* Data for this exercise:
★ ★ ★ ★ ★ ★ ★

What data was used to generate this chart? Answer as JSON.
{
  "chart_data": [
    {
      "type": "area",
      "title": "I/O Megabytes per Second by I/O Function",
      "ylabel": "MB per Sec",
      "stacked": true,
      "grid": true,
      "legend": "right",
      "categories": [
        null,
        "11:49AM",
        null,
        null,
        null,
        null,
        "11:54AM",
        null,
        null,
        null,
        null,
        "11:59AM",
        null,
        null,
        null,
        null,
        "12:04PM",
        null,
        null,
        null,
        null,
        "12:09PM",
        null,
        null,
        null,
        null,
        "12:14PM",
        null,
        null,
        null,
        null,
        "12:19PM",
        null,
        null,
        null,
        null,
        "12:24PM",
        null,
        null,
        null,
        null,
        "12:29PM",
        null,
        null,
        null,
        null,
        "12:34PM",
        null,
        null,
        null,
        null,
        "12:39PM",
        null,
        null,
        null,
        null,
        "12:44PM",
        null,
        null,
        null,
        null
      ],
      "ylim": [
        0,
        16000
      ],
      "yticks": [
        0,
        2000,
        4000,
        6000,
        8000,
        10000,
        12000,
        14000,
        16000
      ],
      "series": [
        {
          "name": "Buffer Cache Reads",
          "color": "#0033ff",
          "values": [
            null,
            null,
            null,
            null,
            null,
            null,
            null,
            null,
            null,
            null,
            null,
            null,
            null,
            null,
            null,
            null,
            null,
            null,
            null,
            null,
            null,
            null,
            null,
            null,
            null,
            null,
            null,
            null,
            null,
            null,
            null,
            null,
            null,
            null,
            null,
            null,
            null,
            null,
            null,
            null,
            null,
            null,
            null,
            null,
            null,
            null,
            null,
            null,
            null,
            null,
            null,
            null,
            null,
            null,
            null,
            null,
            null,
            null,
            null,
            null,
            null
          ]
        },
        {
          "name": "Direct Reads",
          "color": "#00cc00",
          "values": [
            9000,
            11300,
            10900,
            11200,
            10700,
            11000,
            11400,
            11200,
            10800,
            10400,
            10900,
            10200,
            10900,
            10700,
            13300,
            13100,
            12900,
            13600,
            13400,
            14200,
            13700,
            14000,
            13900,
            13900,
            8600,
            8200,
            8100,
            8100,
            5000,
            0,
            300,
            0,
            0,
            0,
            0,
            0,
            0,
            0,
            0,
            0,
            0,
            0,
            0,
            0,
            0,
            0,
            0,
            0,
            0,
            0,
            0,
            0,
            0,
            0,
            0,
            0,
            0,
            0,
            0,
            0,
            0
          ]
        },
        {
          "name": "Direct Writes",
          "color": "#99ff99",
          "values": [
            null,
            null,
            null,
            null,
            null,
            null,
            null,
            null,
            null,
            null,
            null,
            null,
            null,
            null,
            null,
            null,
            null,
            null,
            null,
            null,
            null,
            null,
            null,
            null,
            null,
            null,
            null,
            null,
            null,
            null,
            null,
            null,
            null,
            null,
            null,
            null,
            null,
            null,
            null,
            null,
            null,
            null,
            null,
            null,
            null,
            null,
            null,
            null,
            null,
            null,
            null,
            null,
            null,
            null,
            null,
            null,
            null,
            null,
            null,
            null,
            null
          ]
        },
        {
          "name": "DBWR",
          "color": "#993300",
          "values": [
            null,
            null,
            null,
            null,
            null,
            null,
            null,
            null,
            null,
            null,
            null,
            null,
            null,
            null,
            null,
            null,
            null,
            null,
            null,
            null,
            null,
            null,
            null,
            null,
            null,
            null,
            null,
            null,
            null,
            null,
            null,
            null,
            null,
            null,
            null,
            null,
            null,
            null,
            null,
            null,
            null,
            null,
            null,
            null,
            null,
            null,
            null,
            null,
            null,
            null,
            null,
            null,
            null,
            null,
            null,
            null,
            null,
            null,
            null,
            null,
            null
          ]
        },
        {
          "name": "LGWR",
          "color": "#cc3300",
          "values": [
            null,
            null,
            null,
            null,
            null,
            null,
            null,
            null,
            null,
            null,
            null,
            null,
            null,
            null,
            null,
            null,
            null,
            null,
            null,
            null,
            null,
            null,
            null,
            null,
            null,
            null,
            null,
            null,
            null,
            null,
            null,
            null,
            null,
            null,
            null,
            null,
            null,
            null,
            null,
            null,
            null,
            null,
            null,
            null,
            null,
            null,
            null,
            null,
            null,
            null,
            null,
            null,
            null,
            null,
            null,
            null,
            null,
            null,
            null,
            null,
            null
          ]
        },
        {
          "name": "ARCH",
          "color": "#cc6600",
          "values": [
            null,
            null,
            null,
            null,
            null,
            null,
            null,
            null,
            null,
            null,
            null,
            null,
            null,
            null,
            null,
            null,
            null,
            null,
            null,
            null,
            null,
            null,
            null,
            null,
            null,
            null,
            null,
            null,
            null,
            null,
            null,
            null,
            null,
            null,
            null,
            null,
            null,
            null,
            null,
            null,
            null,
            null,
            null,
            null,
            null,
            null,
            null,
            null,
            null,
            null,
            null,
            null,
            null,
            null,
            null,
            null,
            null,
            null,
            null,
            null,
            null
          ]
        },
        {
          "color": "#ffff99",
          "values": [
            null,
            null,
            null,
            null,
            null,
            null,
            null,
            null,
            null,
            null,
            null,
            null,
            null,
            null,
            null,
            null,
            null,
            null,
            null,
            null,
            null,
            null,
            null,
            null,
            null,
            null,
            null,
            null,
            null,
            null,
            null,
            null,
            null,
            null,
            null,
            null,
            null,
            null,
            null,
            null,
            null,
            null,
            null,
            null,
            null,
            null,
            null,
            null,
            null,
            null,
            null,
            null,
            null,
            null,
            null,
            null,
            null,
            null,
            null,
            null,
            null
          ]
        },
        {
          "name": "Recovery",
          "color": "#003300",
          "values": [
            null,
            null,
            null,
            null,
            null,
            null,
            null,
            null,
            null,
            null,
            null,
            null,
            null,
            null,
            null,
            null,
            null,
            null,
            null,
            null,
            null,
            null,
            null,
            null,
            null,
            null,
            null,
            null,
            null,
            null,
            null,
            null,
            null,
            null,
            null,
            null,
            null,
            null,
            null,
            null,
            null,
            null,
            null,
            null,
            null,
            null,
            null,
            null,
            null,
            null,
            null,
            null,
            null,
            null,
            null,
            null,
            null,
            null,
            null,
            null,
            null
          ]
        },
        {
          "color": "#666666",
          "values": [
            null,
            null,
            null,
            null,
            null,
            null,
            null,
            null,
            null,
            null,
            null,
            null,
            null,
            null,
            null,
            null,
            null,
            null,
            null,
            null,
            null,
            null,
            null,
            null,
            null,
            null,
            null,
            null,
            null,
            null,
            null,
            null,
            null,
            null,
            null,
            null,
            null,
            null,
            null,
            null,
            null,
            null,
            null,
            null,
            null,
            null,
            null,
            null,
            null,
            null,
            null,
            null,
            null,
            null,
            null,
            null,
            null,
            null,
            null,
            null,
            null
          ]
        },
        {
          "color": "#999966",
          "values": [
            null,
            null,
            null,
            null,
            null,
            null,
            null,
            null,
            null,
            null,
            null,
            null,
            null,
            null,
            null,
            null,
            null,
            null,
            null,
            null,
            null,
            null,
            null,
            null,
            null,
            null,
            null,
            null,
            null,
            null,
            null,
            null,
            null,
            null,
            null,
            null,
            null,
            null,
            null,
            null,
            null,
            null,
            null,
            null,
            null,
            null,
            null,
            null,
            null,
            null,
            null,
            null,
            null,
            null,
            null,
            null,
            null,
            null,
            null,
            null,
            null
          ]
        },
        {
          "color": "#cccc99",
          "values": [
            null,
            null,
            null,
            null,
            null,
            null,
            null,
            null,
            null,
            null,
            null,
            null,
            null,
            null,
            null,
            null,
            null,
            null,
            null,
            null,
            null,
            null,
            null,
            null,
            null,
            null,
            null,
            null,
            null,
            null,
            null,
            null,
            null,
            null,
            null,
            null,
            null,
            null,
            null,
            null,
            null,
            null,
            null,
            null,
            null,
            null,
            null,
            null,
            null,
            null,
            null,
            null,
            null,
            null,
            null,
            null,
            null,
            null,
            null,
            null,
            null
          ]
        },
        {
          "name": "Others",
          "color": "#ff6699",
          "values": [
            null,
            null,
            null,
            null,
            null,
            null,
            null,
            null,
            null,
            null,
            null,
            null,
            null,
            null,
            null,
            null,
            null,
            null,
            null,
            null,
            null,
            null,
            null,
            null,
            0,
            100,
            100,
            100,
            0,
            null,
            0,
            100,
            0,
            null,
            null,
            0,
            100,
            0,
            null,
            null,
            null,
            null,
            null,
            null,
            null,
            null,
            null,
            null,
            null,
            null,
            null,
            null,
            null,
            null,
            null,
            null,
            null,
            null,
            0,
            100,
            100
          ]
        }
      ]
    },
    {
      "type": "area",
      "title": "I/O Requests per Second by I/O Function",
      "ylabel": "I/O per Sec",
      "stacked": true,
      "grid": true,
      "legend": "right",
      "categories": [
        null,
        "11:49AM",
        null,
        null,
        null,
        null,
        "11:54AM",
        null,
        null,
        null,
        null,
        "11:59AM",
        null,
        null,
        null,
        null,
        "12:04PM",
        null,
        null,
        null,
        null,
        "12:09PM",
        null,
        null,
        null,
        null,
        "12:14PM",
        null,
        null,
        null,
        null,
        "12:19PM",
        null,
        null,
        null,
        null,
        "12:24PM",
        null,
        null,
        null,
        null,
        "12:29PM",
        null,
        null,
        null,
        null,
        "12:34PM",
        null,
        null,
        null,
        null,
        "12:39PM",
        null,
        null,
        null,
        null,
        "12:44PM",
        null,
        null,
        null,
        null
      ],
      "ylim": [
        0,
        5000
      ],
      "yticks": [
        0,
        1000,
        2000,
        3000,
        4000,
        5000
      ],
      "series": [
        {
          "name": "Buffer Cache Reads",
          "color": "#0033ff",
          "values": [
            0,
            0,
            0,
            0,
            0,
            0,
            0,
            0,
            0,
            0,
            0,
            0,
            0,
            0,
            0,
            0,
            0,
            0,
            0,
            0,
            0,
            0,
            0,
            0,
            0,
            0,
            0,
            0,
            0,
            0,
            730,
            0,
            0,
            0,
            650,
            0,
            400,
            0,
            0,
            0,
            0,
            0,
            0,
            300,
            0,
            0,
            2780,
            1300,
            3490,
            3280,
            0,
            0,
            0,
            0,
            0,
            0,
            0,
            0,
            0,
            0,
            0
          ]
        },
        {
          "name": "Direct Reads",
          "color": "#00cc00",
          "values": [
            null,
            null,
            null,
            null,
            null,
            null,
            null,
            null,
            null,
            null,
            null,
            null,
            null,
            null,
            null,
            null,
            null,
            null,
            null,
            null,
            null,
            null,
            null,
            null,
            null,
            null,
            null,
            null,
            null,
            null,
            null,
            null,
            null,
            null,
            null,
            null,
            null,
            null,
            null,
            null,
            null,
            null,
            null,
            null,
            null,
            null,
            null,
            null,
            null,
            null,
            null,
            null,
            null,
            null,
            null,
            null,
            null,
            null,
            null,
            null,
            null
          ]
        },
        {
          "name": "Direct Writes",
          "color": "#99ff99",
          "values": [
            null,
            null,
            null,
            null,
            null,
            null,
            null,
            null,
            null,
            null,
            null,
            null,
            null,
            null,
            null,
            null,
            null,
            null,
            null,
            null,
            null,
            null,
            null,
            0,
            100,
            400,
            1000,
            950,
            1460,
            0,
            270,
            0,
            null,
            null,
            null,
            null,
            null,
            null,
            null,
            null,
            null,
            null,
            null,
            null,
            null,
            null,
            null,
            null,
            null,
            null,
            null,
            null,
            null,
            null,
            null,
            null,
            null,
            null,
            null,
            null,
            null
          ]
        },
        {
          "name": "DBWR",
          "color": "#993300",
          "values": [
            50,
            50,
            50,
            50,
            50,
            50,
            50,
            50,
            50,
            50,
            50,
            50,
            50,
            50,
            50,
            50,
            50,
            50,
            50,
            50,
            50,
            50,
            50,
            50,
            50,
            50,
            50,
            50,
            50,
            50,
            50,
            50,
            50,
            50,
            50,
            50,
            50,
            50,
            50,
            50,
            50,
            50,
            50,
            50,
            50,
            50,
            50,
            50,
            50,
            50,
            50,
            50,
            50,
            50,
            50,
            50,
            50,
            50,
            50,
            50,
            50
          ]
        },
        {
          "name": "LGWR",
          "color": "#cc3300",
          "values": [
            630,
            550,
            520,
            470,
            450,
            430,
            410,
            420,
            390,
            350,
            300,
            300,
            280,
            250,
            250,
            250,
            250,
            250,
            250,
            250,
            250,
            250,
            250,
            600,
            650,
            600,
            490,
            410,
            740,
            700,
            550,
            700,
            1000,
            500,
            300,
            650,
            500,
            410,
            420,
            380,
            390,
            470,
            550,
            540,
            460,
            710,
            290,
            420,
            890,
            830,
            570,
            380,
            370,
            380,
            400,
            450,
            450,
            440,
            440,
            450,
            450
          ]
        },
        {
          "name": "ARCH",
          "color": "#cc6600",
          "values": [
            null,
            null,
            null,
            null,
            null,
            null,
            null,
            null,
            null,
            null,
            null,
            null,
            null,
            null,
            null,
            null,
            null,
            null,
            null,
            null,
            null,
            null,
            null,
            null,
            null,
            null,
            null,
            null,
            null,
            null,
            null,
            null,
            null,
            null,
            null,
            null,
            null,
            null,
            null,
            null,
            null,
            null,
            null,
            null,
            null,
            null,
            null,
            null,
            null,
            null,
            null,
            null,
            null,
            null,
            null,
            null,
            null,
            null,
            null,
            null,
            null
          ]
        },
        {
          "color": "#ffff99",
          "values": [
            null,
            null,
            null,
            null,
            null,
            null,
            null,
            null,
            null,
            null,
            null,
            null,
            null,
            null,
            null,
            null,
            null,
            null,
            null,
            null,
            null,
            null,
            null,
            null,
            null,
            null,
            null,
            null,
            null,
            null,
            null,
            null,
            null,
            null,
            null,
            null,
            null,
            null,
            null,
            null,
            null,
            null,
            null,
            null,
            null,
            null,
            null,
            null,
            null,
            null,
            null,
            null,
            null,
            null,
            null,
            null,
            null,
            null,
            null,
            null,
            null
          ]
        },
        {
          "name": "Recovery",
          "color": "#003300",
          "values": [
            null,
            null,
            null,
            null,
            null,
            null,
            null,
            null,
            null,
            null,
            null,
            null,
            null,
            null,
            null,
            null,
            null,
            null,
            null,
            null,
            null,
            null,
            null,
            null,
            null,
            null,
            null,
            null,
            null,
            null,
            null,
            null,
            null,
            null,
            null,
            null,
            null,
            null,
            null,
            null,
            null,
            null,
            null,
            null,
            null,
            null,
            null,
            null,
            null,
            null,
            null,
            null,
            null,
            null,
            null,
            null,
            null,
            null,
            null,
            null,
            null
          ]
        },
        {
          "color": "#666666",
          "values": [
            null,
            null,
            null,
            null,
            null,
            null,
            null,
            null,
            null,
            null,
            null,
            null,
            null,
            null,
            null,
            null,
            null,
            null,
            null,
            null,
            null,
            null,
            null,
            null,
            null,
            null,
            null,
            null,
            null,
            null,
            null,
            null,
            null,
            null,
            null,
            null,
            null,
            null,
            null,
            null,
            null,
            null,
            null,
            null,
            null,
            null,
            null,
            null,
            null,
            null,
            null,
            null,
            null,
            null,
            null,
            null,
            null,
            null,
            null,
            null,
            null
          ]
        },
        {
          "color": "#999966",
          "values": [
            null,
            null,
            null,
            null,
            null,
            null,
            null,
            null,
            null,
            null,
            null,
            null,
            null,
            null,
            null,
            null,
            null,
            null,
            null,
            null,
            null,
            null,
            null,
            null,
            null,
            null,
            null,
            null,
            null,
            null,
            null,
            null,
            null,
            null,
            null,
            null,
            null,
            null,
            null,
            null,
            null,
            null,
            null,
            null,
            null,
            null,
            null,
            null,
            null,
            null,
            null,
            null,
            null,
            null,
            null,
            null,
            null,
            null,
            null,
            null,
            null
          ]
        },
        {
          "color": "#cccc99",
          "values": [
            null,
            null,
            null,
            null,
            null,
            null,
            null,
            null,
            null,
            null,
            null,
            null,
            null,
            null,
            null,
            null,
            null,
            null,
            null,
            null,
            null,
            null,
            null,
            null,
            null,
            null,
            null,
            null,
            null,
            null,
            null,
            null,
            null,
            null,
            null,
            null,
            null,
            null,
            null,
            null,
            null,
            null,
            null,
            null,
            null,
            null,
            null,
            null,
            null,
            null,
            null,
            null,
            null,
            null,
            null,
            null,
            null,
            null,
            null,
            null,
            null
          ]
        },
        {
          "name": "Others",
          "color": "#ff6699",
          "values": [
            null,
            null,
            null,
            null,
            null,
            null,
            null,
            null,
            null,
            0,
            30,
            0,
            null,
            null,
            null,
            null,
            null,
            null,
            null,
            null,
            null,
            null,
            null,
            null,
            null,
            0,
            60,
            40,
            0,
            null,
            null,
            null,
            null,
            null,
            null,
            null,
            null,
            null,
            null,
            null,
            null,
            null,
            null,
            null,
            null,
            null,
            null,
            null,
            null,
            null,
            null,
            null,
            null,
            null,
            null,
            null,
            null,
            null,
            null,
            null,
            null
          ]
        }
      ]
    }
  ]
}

★ ★ ★ ★ ★ ★ ★

* Given problem:
For the listing above, identify each line bearing "Function".

* Solution for this problem:
      "title": "I/O Megabytes per Second by I/O Function",
      "title": "I/O Requests per Second by I/O Function",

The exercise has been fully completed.